▶ **Work instructions**: Repeat, line for line, the entries printed below.

▶ **Task input**:
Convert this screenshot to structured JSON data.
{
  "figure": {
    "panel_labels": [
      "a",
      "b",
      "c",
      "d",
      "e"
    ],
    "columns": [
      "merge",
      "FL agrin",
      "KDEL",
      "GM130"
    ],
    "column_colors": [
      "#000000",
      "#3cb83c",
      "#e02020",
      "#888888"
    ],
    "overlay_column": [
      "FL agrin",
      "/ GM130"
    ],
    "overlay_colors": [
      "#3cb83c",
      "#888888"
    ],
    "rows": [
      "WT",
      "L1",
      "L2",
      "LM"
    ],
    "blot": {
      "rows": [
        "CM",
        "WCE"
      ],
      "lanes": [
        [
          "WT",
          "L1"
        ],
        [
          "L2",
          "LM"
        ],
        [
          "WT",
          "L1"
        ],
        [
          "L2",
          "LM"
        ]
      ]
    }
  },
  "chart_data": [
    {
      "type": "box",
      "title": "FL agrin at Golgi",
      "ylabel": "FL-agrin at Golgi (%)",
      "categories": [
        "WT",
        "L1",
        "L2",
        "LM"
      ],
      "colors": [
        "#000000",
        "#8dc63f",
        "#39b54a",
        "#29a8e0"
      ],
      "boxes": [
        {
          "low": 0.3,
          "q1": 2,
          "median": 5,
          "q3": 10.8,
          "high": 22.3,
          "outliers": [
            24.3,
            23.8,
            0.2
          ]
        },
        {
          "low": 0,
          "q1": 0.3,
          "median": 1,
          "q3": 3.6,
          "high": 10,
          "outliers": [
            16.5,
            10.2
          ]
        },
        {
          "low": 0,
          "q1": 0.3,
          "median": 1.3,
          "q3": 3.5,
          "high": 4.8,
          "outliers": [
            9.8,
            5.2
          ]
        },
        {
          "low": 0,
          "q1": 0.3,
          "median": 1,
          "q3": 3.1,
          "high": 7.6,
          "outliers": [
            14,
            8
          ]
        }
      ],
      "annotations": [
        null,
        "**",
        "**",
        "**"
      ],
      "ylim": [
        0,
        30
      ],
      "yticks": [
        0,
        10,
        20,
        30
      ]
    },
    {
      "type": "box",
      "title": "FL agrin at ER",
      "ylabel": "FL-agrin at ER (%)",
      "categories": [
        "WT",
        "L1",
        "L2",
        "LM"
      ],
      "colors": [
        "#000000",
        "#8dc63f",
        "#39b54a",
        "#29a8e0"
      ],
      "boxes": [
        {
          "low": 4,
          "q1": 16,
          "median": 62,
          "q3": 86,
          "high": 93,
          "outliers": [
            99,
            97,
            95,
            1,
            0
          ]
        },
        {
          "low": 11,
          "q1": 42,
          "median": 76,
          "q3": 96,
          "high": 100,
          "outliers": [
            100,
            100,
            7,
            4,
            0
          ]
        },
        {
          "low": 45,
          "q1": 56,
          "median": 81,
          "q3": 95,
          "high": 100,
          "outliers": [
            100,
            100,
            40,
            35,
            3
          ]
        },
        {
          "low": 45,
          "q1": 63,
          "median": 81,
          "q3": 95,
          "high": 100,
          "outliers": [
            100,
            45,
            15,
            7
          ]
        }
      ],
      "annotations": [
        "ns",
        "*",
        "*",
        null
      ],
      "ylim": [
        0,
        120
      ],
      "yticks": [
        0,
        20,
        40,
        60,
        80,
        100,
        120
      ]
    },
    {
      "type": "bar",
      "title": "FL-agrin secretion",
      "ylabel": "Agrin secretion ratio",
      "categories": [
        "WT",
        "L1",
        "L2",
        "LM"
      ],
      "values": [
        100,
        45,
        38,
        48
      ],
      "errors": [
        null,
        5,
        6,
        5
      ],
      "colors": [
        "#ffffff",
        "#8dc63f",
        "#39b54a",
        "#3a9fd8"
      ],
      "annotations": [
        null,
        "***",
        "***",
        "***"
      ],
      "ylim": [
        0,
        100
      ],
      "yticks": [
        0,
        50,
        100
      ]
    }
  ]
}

▶ **Written reply**:
Convert this screenshot to structured JSON data.
{
  "figure": {
    "panel_labels": [
      "a",
      "b",
      "c",
      "d",
      "e"
    ],
    "columns": [
      "merge",
      "FL agrin",
      "KDEL",
      "GM130"
    ],
    "column_colors": [
      "#000000",
      "#3cb83c",
      "#e02020",
      "#888888"
    ],
    "overlay_column": [
      "FL agrin",
      "/ GM130"
    ],
    "overlay_colors": [
      "#3cb83c",
      "#888888"
    ],
    "rows": [
      "WT",
      "L1",
      "L2",
      "LM"
    ],
    "blot": {
      "rows": [
        "CM",
        "WCE"
      ],
      "lanes": [
        [
          "WT",
          "L1"
        ],
        [
          "L2",
          "LM"
        ],
        [
          "WT",
          "L1"
        ],
        [
          "L2",
          "LM"
        ]
      ]
    }
  },
  "chart_data": [
    {
      "type": "box",
      "title": "FL agrin at Golgi",
      "ylabel": "FL-agrin at Golgi (%)",
      "categories": [
        "WT",
        "L1",
        "L2",
        "LM"
      ],
      "colors": [
        "#000000",
        "#8dc63f",
        "#39b54a",
        "#29a8e0"
      ],
      "boxes": [
        {
          "low": 0.3,
          "q1": 2,
          "median": 5,
          "q3": 10.8,
          "high": 22.3,
          "outliers": [
            24.3,
            23.8,
            0.2
          ]
        },
        {
          "low": 0,
          "q1": 0.3,
          "median": 1,
          "q3": 3.6,
          "high": 10,
          "outliers": [
            16.5,
            10.2
          ]
        },
        {
          "low": 0,
          "q1": 0.3,
          "median": 1.3,
          "q3": 3.5,
          "high": 4.8,
          "outliers": [
            9.8,
            5.2
          ]
        },
        {
          "low": 0,
          "q1": 0.3,
          "median": 1,
          "q3": 3.1,
          "high": 7.6,
          "outliers": [
            14,
            8
          ]
        }
      ],
      "annotations": [
        null,
        "**",
        "**",
        "**"
      ],
      "ylim": [
        0,
        30
      ],
      "yticks": [
        0,
        10,
        20,
        30
      ]
    },
    {
      "type": "box",
      "title": "FL agrin at ER",
      "ylabel": "FL-agrin at ER (%)",
      "categories": [
        "WT",
        "L1",
        "L2",
        "LM"
      ],
      "colors": [
        "#000000",
        "#8dc63f",
        "#39b54a",
        "#29a8e0"
      ],
      "boxes": [
        {
          "low": 4,
          "q1": 16,
          "median": 62,
          "q3": 86,
          "high": 93,
          "outliers": [
            99,
            97,
            95,
            1,
            0
          ]
        },
        {
          "low": 11,
          "q1": 42,
          "median": 76,
          "q3": 96,
          "high": 100,
          "outliers": [
            100,
            100,
            7,
            4,
            0
          ]
        },
        {
          "low": 45,
          "q1": 56,
          "median": 81,
          "q3": 95,
          "high": 100,
          "outliers": [
            100,
            100,
            40,
            35,
            3
          ]
        },
        {
          "low": 45,
          "q1": 63,
          "median": 81,
          "q3": 95,
          "high": 100,
          "outliers": [
            100,
            45,
            15,
            7
          ]
        }
      ],
      "annotations": [
        "ns",
        "*",
        "*",
        null
      ],
      "ylim": [
        0,
        120
      ],
      "yticks": [
        0,
        20,
        40,
        60,
        80,
        100,
        120
      ]
    },
    {
      "type": "bar",
      "title": "FL-agrin secretion",
      "ylabel": "Agrin secretion ratio",
      "categories": [
        "WT",
        "L1",
        "L2",
        "LM"
      ],
      "values": [
        100,
        45,
        38,
        48
      ],
      "errors": [
        null,
        5,
        6,
        5
      ],
      "colors": [
        "#ffffff",
        "#8dc63f",
        "#39b54a",
        "#3a9fd8"
      ],
      "annotations": [
        null,
        "***",
        "***",
        "***"
      ],
      "ylim": [
        0,
        100
      ],
      "yticks": [
        0,
        50,
        100
      ]
    }
  ]
}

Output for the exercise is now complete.